Work required → Pull each line containing "Patients" out of the listing below.

^^^^^^^^^^^^^^^^

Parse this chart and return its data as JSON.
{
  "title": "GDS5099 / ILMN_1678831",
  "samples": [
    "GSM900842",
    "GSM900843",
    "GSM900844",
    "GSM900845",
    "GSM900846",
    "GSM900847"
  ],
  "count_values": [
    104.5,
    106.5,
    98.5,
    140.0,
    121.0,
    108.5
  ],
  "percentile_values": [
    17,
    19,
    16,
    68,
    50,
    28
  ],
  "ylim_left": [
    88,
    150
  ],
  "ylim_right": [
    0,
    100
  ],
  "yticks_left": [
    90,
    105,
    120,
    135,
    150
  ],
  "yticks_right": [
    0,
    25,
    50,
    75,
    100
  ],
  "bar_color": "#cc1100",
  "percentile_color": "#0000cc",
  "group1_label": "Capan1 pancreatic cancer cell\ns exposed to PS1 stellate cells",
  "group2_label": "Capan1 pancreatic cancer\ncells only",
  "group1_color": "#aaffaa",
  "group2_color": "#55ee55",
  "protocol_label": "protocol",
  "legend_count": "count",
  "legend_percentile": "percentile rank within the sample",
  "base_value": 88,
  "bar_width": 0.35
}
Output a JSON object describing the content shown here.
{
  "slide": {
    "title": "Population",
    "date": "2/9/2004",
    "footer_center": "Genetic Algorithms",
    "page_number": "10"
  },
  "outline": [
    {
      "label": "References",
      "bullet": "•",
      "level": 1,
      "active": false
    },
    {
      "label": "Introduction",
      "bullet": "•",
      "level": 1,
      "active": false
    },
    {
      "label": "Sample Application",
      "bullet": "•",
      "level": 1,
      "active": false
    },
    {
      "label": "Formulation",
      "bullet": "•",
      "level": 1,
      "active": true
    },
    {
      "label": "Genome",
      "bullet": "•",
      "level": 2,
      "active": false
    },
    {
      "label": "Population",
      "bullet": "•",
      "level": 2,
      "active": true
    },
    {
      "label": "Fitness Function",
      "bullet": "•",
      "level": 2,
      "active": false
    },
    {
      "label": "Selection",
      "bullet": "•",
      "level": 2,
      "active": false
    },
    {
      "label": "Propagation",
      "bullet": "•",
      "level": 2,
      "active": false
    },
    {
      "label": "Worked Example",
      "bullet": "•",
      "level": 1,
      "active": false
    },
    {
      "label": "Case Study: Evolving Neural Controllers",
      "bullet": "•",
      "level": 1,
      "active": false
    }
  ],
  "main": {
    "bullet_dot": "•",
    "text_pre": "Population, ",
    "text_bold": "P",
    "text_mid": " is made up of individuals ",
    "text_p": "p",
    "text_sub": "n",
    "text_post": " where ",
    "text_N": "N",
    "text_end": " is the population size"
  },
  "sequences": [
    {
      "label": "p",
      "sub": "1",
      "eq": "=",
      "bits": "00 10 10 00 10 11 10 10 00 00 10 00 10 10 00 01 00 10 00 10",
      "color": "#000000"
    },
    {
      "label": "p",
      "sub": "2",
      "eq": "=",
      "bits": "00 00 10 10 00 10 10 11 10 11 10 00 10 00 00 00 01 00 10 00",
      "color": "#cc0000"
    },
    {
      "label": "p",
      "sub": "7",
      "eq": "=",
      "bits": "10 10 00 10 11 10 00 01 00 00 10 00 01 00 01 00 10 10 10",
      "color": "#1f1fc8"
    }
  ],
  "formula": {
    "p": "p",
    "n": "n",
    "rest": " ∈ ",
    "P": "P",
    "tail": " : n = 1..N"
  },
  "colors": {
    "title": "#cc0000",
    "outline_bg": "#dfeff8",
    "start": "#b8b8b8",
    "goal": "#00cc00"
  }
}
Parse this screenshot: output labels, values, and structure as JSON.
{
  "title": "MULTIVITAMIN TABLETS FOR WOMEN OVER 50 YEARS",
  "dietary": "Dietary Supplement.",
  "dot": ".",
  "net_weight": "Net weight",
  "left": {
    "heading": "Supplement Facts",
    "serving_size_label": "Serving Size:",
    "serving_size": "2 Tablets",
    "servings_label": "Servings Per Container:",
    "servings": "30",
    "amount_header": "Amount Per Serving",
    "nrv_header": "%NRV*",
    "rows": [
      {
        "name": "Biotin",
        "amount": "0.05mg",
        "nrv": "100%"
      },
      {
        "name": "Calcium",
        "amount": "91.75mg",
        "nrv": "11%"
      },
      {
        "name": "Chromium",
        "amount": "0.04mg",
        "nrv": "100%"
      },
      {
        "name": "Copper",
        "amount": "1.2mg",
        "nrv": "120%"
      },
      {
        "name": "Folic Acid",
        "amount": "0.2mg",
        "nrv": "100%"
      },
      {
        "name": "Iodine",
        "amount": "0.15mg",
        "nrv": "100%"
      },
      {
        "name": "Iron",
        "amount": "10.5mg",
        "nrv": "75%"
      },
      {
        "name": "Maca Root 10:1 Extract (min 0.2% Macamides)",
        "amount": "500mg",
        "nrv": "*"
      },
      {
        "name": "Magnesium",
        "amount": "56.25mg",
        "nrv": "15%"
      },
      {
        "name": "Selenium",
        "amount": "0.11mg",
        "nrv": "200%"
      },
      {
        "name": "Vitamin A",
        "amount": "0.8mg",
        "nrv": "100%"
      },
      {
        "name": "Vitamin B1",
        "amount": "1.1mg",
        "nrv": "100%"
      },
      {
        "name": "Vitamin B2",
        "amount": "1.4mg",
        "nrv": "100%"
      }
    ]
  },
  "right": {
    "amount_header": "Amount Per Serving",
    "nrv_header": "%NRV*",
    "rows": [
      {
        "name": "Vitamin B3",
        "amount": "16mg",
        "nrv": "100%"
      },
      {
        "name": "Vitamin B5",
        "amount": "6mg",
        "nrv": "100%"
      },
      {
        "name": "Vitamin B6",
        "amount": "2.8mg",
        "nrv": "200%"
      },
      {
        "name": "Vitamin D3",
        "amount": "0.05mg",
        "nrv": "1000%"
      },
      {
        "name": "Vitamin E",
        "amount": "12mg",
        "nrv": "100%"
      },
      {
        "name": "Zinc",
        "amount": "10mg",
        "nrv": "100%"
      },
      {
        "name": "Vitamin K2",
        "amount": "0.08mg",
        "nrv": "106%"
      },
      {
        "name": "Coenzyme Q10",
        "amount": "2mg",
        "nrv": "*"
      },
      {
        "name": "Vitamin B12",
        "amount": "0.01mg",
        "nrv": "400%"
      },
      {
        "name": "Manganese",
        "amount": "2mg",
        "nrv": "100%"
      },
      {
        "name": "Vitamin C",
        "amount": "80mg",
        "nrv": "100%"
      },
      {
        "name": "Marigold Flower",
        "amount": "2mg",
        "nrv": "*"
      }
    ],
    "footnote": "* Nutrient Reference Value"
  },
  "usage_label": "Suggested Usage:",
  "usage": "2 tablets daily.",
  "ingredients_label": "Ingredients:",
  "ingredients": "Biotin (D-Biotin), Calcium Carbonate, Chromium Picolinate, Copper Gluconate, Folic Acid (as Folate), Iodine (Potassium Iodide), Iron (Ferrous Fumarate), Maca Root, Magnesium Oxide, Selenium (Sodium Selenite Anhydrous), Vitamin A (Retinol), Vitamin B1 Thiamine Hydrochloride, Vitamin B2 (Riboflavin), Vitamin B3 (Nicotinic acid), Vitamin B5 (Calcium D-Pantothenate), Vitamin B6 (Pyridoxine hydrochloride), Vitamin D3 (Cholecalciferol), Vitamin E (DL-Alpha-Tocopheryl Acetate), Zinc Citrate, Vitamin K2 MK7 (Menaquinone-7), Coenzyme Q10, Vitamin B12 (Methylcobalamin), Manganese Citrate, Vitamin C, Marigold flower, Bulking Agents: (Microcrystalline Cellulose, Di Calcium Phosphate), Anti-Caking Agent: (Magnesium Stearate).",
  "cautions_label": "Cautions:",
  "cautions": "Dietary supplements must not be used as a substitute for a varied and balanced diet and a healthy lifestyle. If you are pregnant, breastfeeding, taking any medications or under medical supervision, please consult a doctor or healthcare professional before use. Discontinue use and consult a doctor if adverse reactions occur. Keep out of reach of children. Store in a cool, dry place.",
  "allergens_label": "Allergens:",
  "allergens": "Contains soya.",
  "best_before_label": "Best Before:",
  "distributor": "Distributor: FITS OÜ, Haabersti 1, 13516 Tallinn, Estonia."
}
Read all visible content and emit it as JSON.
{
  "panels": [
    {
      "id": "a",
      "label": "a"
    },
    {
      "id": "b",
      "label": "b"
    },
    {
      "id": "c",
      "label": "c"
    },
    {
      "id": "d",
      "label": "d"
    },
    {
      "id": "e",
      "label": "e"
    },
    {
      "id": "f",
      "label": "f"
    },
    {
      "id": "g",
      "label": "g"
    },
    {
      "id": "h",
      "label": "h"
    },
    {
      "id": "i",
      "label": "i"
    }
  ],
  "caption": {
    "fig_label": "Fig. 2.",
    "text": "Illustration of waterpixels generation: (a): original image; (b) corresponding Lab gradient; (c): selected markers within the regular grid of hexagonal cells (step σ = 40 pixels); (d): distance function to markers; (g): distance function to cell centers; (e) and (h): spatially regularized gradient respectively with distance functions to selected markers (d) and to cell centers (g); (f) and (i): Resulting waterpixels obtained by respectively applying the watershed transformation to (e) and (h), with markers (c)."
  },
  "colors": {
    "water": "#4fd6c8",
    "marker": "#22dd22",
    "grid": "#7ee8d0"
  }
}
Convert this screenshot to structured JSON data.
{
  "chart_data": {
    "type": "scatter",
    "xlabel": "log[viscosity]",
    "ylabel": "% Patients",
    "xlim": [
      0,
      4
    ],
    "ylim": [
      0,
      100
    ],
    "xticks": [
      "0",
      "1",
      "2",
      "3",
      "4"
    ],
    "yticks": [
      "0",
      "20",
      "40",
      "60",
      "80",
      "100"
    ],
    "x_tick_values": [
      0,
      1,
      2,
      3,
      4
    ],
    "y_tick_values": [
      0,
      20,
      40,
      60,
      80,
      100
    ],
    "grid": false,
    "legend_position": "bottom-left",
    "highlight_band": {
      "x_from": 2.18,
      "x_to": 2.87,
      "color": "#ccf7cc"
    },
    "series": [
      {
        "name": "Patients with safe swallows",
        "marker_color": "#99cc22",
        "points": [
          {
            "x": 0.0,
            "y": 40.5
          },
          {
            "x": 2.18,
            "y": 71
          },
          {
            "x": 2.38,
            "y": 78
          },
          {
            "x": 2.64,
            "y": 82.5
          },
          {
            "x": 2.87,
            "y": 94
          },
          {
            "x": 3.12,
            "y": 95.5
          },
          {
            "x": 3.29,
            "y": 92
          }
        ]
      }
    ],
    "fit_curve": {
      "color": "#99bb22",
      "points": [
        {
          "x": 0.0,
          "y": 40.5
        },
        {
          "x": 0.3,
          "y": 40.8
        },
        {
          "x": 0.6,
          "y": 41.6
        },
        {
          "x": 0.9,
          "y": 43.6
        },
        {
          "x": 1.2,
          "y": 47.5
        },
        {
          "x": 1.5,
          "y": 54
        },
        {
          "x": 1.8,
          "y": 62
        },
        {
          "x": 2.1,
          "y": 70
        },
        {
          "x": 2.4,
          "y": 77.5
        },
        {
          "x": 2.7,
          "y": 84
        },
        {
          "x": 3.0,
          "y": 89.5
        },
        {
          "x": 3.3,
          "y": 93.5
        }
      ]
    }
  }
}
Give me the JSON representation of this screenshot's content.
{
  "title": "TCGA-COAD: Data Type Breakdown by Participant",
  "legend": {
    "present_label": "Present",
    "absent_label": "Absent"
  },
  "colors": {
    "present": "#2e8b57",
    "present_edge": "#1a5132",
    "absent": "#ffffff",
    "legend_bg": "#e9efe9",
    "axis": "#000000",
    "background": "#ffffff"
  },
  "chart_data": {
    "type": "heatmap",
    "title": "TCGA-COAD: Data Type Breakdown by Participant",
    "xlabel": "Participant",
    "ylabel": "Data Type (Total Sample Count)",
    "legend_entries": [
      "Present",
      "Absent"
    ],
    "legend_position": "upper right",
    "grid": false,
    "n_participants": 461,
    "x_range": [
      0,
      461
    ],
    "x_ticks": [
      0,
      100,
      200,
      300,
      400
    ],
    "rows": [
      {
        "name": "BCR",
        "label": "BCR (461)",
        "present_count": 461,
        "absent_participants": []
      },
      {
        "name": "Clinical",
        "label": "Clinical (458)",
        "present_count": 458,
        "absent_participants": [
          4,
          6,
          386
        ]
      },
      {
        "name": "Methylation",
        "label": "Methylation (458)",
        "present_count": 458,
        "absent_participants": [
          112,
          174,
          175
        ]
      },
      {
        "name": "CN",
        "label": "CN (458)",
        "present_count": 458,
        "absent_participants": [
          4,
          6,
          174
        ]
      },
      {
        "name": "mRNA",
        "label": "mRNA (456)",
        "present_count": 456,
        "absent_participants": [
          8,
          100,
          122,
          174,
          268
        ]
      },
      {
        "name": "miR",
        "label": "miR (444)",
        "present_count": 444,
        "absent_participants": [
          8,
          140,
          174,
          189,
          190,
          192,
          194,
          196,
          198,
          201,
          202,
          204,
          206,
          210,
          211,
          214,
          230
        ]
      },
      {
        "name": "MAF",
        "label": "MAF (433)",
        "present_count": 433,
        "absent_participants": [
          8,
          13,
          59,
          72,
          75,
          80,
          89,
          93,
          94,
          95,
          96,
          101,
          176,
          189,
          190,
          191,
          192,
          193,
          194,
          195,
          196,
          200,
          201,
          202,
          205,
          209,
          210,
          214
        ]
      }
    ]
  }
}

^^^^^^^^^^^^^^^^

Exercise result →
    "ylabel": "% Patients",
        "name": "Patients with safe swallows",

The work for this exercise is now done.